WRITTEN REQUEST 1:
In the batch normalization excerpt, what values are the mean and variance expected to approach over a large number of samples?
WRITTEN REQUEST 2:
Please write out the part of the batch normalization excerpt starting with "We see that" and going on through "not be applicable.".

— begin EXCERPT PROVIDED —

We started with a random tensor initialized using torch.randn_like(), so we expect that over a sufficiently large (40k) number of samples, the mean and variance will tend to 0.0 and 1.0 respectively, since that's what we expect torch.randn_like() to generate.

We see that the difference between the manually computed mean and variance over the entire input and the mean and variance computed using BatchNorm2d's rolling average based method is close enough for all practical purposes. We can see that the means computed using BatchNorm2d are consistently higher or lower (by up to 40x) than those computed manually. However, in practical terms, this should not matter.

Caveats

There are definitely pros and cons of using this Batch normalization substitution in place of manual normalization, and this article wouldn't be complete without a detailed comparison between the 2 in terms of when each one may or may not be applicable.

Transfer learning

When using transfer learning, it is often recommended to keep the normalization method used in the pre-trained model to avoid introducing unnecessary changes. In this case, it may not be appropriate to replace manual normalization with batch normalization.

For example, here's what the torchvision page has to say on this subject.

"Before using the pre-trained models, one must preprocess the image (resize with right resolution/interpolation, apply inference transforms, rescale the values etc). There is no standard way to do this as it depends on how a given model was trained. It can vary across model families, variants or even weight versions. Using the correct preprocessing method is critical and failing to do so may lead to decreased accuracy or incorrect outputs."

Training Efficiency

When considering training efficiency, it may be beneficial to pre-compute the mean and variance of your dataset and hard-code it as a pre-training normalization step. This prevents the repeated computation of these statistics during training.

Note that using either method uses an equal amount of compute during inference since you'll normalize the inputs using the computed mean and variance either before feeding the inputs into the model (manually computed) or as the first step of the model (using Batch normalization).

Human Efficiency

Based on what we've seen above, it's much easier for a human to stick a Batch normalization layer instead of manually computing statistics.

Data Augmentation

When augmenting inputs before feeding them into the model, one must be careful to apply the normalization after all the augmentation and other pre-processing steps are done to avoid computing incorrect statistics. For example, if you're using a ColorJitter transform, then it will change the computed statistics meaningfully.

This leads us to another interesting question "When should the mean and variance of the dataset be computed when using data augmentation?"

— end EXCERPT PROVIDED —
— begin DATA RECORDS —

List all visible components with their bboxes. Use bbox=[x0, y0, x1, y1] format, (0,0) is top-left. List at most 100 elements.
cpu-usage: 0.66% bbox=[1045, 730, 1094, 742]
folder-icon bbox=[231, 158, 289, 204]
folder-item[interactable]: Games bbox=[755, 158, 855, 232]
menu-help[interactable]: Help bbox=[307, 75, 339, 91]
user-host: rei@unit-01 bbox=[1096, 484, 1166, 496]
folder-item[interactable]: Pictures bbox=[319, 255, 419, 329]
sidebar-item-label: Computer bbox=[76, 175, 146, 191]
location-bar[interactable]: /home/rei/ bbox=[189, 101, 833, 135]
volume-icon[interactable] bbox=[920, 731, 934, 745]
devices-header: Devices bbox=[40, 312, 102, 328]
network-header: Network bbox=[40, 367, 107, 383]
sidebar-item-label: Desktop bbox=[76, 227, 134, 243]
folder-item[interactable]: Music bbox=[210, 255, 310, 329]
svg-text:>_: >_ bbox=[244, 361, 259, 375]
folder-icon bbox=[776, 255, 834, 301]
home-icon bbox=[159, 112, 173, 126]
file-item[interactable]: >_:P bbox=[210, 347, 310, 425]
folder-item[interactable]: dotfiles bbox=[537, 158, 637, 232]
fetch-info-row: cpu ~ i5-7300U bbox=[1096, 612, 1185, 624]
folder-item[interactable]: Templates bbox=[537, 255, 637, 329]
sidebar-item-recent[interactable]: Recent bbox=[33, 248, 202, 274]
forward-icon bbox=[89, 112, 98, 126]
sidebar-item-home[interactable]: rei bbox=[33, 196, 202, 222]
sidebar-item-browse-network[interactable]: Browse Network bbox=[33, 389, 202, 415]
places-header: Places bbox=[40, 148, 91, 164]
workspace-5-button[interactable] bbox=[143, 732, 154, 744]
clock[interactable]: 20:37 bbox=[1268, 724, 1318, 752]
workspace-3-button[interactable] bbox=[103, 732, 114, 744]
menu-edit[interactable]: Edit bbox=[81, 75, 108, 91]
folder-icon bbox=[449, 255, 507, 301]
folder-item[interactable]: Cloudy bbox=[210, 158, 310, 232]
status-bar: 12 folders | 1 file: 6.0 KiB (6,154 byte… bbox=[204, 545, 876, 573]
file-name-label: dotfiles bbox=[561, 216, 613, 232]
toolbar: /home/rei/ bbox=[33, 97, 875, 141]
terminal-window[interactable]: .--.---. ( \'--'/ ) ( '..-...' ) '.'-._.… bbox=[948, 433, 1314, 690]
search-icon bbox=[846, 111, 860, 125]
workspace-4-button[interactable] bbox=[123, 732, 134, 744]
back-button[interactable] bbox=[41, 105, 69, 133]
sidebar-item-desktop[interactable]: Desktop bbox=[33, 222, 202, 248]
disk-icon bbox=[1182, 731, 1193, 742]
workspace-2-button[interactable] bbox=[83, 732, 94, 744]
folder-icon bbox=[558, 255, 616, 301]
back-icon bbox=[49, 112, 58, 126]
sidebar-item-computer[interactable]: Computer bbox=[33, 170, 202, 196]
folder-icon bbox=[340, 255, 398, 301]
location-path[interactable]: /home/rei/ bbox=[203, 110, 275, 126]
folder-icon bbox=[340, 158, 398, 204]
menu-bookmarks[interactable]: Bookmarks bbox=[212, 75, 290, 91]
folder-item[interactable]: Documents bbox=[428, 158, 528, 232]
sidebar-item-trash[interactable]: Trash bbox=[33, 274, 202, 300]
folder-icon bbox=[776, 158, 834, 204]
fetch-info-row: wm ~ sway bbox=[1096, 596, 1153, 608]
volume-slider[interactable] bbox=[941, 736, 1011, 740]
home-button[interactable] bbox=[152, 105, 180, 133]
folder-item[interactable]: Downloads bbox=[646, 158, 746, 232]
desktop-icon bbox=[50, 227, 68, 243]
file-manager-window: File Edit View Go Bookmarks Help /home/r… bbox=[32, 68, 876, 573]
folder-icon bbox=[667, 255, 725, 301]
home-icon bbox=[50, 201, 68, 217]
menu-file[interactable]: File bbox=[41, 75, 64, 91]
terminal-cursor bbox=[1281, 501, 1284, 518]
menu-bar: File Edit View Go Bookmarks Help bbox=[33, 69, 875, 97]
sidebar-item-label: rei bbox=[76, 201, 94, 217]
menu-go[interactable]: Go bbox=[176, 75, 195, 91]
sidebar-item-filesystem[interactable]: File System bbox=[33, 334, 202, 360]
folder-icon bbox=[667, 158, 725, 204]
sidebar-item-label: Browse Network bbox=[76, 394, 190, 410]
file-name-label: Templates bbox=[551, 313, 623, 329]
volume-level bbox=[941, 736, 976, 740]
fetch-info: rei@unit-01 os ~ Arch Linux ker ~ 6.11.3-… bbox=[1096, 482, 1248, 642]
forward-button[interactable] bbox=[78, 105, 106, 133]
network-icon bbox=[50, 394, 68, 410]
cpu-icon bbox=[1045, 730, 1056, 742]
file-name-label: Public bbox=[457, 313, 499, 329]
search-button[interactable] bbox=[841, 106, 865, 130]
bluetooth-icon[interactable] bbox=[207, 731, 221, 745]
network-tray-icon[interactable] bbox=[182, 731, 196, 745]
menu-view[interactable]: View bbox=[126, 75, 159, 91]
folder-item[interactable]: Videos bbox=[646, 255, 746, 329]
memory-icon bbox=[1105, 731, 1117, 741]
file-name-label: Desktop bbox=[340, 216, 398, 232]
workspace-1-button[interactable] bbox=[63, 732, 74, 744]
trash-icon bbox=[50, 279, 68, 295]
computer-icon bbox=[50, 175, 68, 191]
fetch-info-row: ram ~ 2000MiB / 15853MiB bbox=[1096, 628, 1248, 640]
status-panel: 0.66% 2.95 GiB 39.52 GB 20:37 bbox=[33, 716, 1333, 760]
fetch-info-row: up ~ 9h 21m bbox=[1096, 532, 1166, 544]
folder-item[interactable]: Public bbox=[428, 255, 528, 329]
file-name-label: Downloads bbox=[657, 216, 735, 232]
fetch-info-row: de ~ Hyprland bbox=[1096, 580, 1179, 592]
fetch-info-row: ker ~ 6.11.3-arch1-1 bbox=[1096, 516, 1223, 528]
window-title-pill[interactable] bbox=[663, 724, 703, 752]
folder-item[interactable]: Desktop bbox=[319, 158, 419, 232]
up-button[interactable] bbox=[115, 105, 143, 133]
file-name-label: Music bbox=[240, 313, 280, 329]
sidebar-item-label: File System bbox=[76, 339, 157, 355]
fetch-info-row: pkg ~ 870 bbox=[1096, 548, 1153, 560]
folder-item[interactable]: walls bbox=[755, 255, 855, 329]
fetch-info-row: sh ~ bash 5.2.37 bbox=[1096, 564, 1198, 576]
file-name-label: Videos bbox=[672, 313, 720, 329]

— end DATA RECORDS —

EXPECTED ANSWER 1:
The mean is expected to approach 0.0 and the variance 1.0.

EXPECTED ANSWER 2:
We see that the difference between the manually computed mean and variance over the entire input and the mean and variance computed using BatchNorm2d's rolling average based method is close enough for all practical purposes. We can see that the means computed using BatchNorm2d are consistently higher or lower (by up to 40x) than those computed manually. However, in practical terms, this should not matter.

Caveats

There are definitely pros and cons of using this Batch normalization substitution in place of manual normalization, and this article wouldn't be complete without a detailed comparison between the 2 in terms of when each one may or may not be applicable.